WHAT TO PRODUCE - Copy, from the entries below, each line where the word "ylabel" can be found.

RECORDS FOR THE TASK -
◆ ◆ ◆

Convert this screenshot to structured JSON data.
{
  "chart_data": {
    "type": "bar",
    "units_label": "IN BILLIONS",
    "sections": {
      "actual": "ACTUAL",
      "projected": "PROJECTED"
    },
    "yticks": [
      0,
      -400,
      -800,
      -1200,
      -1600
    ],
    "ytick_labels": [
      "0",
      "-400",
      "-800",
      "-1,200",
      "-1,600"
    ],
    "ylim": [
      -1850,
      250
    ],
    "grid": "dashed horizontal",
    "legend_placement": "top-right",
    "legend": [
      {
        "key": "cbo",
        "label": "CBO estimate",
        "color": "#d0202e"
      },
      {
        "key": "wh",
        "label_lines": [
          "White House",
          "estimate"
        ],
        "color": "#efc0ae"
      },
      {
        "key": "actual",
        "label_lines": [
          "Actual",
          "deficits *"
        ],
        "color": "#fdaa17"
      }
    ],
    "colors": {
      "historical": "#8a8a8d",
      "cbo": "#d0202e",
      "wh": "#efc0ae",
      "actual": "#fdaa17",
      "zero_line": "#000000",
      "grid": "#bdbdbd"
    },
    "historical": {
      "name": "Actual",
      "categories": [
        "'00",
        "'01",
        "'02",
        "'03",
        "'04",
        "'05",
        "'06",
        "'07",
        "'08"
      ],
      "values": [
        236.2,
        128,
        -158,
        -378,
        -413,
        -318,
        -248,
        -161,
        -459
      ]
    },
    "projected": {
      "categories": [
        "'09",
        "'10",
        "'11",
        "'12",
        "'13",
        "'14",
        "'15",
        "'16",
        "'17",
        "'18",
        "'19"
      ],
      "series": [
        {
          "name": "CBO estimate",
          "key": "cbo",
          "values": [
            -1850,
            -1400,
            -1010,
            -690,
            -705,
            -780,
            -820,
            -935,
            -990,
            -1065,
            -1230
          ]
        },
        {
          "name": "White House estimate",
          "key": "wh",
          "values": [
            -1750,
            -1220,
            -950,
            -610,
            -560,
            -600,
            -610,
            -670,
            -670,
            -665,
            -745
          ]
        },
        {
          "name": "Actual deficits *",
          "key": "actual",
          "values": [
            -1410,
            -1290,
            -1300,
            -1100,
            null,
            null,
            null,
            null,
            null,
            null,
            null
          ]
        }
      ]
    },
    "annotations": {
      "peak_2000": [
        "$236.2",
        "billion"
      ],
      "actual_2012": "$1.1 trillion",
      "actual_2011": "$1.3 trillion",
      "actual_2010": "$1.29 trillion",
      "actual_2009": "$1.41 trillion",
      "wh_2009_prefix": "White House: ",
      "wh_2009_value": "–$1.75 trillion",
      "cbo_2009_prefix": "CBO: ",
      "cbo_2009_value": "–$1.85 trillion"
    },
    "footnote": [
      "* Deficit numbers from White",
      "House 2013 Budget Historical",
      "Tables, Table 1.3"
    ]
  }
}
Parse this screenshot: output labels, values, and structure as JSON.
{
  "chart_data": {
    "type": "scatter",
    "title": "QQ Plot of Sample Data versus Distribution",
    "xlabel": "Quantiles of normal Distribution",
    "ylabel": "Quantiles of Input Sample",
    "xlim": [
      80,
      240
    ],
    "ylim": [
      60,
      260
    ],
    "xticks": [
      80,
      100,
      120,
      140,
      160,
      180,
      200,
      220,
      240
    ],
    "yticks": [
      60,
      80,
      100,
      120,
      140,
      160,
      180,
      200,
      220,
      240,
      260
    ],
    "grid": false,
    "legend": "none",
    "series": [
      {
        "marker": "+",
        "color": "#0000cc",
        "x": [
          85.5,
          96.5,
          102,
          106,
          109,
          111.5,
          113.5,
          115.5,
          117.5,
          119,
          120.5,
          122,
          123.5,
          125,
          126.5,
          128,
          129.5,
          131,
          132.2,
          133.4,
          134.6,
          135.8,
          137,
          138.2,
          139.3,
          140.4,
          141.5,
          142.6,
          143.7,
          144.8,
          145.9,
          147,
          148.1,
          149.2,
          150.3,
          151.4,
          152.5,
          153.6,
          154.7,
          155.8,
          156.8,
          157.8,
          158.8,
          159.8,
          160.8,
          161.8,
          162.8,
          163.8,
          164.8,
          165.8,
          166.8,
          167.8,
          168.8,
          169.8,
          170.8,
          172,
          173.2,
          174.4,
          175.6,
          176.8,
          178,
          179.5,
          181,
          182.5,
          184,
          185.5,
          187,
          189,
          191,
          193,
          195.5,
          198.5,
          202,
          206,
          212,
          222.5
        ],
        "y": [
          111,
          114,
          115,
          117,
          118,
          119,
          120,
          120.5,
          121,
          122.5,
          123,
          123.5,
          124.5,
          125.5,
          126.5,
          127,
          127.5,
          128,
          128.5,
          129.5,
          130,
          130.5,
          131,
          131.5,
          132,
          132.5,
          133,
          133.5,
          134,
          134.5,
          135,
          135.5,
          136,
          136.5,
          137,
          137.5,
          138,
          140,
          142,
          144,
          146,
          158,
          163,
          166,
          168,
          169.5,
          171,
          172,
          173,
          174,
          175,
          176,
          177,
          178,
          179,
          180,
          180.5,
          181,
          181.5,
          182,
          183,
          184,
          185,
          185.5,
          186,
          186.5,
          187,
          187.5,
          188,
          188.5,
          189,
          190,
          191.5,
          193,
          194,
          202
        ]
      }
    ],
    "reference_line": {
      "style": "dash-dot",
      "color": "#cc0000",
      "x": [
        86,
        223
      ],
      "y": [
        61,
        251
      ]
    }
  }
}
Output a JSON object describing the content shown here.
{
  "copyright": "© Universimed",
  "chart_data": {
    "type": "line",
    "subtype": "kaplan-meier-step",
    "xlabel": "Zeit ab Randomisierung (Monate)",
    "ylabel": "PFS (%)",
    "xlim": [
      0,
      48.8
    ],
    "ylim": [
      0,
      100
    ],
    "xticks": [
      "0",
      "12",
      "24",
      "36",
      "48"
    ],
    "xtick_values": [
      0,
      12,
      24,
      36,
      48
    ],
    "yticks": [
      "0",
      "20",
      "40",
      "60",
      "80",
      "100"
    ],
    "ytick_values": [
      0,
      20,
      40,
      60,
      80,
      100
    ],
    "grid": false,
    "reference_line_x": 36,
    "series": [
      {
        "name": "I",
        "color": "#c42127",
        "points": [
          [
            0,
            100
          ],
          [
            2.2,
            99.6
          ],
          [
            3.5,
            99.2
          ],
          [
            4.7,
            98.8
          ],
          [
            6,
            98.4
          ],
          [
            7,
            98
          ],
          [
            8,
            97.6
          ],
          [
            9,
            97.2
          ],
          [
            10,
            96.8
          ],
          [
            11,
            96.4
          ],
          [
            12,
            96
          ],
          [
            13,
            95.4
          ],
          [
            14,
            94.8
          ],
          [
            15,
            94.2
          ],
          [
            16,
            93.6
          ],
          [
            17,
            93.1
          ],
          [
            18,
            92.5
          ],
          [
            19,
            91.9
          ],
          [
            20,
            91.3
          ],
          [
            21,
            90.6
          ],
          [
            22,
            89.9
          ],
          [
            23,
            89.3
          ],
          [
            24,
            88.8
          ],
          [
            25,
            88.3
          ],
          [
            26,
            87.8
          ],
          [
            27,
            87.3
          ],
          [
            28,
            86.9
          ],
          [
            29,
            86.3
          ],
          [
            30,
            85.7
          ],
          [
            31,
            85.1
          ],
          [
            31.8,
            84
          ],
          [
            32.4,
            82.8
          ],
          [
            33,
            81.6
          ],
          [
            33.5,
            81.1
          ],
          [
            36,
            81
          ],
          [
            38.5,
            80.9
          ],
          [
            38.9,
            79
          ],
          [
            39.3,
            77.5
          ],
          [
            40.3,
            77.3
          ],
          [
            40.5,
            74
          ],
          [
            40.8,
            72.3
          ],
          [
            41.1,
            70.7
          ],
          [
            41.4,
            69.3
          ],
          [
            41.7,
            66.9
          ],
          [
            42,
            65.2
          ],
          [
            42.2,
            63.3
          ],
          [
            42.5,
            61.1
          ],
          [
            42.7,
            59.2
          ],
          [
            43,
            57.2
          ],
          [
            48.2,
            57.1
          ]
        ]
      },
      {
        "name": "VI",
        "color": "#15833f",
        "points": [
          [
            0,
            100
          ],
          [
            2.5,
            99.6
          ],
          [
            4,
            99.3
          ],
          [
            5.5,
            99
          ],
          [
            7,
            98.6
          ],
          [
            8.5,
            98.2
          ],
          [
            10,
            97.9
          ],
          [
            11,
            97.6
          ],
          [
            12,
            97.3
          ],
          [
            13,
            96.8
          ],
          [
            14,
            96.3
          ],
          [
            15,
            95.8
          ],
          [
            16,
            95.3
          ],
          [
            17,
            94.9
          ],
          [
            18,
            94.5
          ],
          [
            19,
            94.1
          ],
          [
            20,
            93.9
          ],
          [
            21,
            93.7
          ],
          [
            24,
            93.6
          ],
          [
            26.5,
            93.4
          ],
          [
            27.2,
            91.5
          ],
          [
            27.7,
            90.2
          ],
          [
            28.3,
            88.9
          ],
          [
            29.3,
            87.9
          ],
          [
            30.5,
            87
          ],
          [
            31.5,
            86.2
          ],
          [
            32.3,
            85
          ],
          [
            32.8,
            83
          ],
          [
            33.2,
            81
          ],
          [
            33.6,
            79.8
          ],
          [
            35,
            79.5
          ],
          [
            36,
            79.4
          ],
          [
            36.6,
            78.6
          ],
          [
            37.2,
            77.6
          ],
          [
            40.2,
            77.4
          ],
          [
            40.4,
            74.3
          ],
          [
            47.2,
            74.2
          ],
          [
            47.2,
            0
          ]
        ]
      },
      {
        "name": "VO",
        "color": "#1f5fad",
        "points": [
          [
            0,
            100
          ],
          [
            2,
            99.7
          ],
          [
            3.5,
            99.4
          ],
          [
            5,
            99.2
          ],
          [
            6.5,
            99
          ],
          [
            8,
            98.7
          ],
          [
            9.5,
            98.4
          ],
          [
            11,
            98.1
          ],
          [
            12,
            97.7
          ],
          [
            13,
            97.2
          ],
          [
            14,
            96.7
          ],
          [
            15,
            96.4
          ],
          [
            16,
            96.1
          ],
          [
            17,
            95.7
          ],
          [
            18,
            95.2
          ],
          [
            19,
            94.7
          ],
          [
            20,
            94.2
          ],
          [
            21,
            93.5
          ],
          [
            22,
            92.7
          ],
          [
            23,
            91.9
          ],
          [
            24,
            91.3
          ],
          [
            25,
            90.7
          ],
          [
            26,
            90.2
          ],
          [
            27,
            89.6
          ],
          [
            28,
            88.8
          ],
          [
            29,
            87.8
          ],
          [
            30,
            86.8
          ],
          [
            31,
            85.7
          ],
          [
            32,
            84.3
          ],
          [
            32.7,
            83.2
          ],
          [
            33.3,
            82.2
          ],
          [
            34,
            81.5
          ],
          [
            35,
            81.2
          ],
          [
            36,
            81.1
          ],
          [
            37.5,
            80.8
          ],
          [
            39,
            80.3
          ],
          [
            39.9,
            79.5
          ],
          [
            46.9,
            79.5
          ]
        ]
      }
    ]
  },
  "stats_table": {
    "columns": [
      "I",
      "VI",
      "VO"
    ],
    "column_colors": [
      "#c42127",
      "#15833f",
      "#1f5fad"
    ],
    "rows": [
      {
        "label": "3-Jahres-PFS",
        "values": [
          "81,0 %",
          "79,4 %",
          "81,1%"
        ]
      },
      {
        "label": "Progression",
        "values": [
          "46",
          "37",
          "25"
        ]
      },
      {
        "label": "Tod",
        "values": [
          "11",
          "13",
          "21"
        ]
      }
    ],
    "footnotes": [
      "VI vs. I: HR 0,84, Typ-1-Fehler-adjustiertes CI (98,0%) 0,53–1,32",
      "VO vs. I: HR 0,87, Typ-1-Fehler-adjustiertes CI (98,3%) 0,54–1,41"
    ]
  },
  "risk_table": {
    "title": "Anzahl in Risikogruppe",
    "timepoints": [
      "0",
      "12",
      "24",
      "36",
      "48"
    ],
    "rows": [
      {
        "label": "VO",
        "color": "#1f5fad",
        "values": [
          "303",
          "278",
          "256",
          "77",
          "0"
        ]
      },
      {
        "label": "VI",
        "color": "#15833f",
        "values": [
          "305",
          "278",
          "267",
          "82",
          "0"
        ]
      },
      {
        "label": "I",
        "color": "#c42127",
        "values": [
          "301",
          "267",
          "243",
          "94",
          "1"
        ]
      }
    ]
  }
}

◆ ◆ ◆

OUTPUT FOR THIS TASK -
    "ylabel": "Quantiles of Input Sample",
    "ylabel": "PFS (%)",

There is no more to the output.